ZITIERTE PASSAGE >>
- - - - - - -

«Ich bin niemand, ich habe nichts geschafft»: So tickt Nati-Juwel Johan Manzambi
Johan Manzambi entschuldigt sich als Erstes. Es sei ihm nicht recht und tue ihm sehr leid, dass er zu spät ist. Mit sieben Minuten Verspätung ruft er für das ausgemachte Telefon-Interview an. Er habe auf dem Trainingsgelände noch etwas erledigen müssen.
Sieben Minuten sind nur eine Winzigkeit, und doch ist es so sinnbildlich für diesen jungen Mann. Denn er legt Wert auf Details. Auf Anstand. Darauf, dass ihm bewusst ist:
Dabei ist Johan Manzambi der Shooting-Star der Schweizer Fussball-Nationalmannschaft – und auch der deutschen Bundesliga. Seit dem Frühling dieses Jahres gibt es für den 20-Jährigen nur eine Richtung: ganz steil nach oben.
Erst im März absolvierte der in Genf geborene Manzambi noch Spiele für die zweite Mannschaft des SC Freiburg in der viertklassigen Regionalliga Südwest, konnte bis dahin vier Mini-Einsätze in der ersten Mannschaft der Breisgauer aufweisen – der längste über 13 Minuten.

- - - - - - -

EXTRAHIERTE EINTRÄGE >>
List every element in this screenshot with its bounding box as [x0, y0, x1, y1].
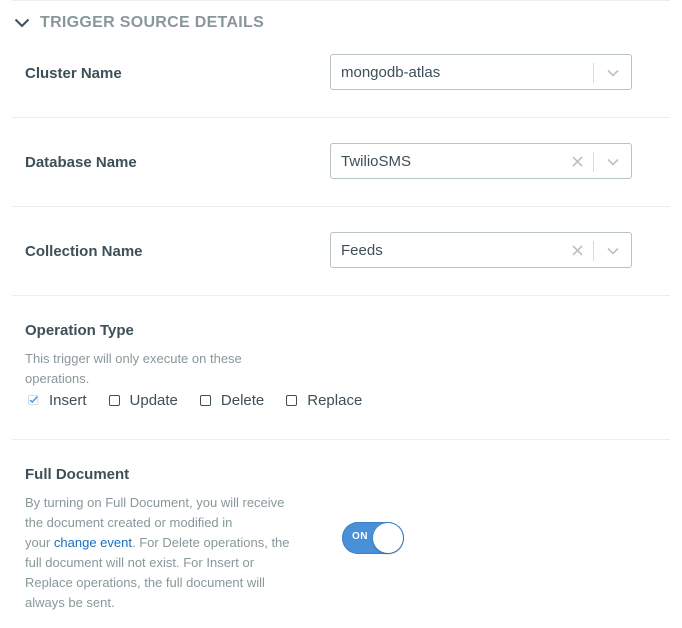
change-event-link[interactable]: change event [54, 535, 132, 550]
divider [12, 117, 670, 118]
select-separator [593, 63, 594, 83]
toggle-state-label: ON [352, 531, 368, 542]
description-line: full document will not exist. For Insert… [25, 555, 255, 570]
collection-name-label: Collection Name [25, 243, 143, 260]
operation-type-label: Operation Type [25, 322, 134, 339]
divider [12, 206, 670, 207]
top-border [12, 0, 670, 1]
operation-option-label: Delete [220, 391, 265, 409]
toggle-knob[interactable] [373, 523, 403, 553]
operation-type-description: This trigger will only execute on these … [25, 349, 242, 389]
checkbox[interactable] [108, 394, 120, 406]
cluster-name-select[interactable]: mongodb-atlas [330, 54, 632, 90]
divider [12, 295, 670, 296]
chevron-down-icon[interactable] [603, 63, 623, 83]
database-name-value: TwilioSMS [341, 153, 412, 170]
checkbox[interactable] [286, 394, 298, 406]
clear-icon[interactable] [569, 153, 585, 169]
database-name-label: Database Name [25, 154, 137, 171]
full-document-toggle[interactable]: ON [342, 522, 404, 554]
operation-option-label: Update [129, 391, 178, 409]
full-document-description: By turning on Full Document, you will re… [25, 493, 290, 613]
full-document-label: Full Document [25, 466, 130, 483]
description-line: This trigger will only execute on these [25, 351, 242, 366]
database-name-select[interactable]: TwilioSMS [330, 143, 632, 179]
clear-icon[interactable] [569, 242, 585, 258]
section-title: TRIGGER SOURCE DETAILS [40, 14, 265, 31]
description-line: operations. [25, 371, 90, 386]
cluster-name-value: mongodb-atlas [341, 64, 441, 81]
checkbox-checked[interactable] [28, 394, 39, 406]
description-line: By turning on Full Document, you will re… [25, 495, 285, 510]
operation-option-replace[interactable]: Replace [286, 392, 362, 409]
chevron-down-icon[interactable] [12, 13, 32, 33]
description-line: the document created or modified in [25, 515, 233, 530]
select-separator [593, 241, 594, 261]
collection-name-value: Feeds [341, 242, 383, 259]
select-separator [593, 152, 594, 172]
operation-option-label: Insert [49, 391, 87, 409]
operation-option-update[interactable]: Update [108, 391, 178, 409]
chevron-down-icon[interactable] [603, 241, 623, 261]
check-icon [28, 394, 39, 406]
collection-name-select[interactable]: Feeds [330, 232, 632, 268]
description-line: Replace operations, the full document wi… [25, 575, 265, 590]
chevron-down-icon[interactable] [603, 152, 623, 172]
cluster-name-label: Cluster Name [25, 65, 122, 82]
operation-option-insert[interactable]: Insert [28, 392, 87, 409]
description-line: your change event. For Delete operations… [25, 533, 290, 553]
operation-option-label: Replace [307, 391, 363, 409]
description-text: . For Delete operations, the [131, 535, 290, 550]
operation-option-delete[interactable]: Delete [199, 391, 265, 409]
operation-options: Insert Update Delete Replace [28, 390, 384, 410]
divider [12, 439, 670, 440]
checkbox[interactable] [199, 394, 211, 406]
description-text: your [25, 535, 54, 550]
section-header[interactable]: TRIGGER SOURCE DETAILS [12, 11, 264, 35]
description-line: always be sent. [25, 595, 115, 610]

- - - - - - -

ZU ERLEDIGENDE AUFGABE >> In welcher Stadt wurde Johan Manzambi laut dem Porträt über ihn geboren?

ANTWORT ZUR AUFGABE >> In Genf.